-- begin THE DATA --

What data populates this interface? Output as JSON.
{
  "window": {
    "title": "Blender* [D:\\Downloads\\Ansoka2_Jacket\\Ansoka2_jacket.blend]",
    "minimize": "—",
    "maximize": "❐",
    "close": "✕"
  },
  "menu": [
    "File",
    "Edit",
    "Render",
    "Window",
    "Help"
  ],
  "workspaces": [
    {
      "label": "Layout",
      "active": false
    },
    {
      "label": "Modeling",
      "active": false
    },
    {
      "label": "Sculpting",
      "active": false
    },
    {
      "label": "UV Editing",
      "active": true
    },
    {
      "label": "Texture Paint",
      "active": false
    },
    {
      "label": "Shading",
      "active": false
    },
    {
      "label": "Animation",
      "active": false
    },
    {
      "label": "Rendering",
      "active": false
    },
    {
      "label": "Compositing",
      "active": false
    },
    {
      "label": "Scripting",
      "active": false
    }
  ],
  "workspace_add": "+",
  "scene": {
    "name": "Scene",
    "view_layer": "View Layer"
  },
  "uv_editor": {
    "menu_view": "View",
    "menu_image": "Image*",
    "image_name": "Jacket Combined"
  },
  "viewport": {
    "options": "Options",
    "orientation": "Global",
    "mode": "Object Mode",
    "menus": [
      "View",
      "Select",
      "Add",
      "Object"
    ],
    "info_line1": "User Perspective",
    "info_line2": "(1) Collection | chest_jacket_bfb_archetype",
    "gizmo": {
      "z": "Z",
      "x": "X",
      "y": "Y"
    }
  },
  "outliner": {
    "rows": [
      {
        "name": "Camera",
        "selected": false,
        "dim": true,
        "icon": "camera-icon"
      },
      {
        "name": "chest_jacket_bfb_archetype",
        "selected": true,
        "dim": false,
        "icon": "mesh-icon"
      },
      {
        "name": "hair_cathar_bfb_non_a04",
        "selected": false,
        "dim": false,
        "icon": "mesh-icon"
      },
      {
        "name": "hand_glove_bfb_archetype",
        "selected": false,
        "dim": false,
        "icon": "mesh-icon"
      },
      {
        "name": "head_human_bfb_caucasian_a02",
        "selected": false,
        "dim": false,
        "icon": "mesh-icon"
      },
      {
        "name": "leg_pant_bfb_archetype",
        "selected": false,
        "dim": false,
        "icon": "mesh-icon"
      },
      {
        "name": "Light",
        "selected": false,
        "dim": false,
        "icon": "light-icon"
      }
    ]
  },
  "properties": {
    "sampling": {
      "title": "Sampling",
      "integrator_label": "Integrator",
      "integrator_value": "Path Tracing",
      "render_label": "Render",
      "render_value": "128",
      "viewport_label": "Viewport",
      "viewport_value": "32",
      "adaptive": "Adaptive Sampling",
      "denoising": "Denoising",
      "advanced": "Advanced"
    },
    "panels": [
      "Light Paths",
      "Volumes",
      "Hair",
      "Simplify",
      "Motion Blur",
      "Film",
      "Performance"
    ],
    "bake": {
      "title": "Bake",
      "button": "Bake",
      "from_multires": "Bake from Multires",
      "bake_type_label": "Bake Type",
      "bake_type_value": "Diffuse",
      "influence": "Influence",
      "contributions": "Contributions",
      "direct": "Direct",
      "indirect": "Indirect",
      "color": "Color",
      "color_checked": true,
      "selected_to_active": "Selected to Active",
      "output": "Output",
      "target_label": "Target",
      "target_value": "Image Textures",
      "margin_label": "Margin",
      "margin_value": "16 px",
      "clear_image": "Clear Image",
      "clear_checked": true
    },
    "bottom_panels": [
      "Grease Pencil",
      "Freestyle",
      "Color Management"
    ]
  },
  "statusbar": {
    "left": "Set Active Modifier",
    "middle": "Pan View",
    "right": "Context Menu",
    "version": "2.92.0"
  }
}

-- end THE DATA --

GOAL OF THE EXERCISE
Go through the data and return every record exactly.

WRITTEN ANSWER
What data populates this interface? Output as JSON.
{
  "window": {
    "title": "Blender* [D:\\Downloads\\Ansoka2_Jacket\\Ansoka2_jacket.blend]",
    "minimize": "—",
    "maximize": "❐",
    "close": "✕"
  },
  "menu": [
    "File",
    "Edit",
    "Render",
    "Window",
    "Help"
  ],
  "workspaces": [
    {
      "label": "Layout",
      "active": false
    },
    {
      "label": "Modeling",
      "active": false
    },
    {
      "label": "Sculpting",
      "active": false
    },
    {
      "label": "UV Editing",
      "active": true
    },
    {
      "label": "Texture Paint",
      "active": false
    },
    {
      "label": "Shading",
      "active": false
    },
    {
      "label": "Animation",
      "active": false
    },
    {
      "label": "Rendering",
      "active": false
    },
    {
      "label": "Compositing",
      "active": false
    },
    {
      "label": "Scripting",
      "active": false
    }
  ],
  "workspace_add": "+",
  "scene": {
    "name": "Scene",
    "view_layer": "View Layer"
  },
  "uv_editor": {
    "menu_view": "View",
    "menu_image": "Image*",
    "image_name": "Jacket Combined"
  },
  "viewport": {
    "options": "Options",
    "orientation": "Global",
    "mode": "Object Mode",
    "menus": [
      "View",
      "Select",
      "Add",
      "Object"
    ],
    "info_line1": "User Perspective",
    "info_line2": "(1) Collection | chest_jacket_bfb_archetype",
    "gizmo": {
      "z": "Z",
      "x": "X",
      "y": "Y"
    }
  },
  "outliner": {
    "rows": [
      {
        "name": "Camera",
        "selected": false,
        "dim": true,
        "icon": "camera-icon"
      },
      {
        "name": "chest_jacket_bfb_archetype",
        "selected": true,
        "dim": false,
        "icon": "mesh-icon"
      },
      {
        "name": "hair_cathar_bfb_non_a04",
        "selected": false,
        "dim": false,
        "icon": "mesh-icon"
      },
      {
        "name": "hand_glove_bfb_archetype",
        "selected": false,
        "dim": false,
        "icon": "mesh-icon"
      },
      {
        "name": "head_human_bfb_caucasian_a02",
        "selected": false,
        "dim": false,
        "icon": "mesh-icon"
      },
      {
        "name": "leg_pant_bfb_archetype",
        "selected": false,
        "dim": false,
        "icon": "mesh-icon"
      },
      {
        "name": "Light",
        "selected": false,
        "dim": false,
        "icon": "light-icon"
      }
    ]
  },
  "properties": {
    "sampling": {
      "title": "Sampling",
      "integrator_label": "Integrator",
      "integrator_value": "Path Tracing",
      "render_label": "Render",
      "render_value": "128",
      "viewport_label": "Viewport",
      "viewport_value": "32",
      "adaptive": "Adaptive Sampling",
      "denoising": "Denoising",
      "advanced": "Advanced"
    },
    "panels": [
      "Light Paths",
      "Volumes",
      "Hair",
      "Simplify",
      "Motion Blur",
      "Film",
      "Performance"
    ],
    "bake": {
      "title": "Bake",
      "button": "Bake",
      "from_multires": "Bake from Multires",
      "bake_type_label": "Bake Type",
      "bake_type_value": "Diffuse",
      "influence": "Influence",
      "contributions": "Contributions",
      "direct": "Direct",
      "indirect": "Indirect",
      "color": "Color",
      "color_checked": true,
      "selected_to_active": "Selected to Active",
      "output": "Output",
      "target_label": "Target",
      "target_value": "Image Textures",
      "margin_label": "Margin",
      "margin_value": "16 px",
      "clear_image": "Clear Image",
      "clear_checked": true
    },
    "bottom_panels": [
      "Grease Pencil",
      "Freestyle",
      "Color Management"
    ]
  },
  "statusbar": {
    "left": "Set Active Modifier",
    "middle": "Pan View",
    "right": "Context Menu",
    "version": "2.92.0"
  }
}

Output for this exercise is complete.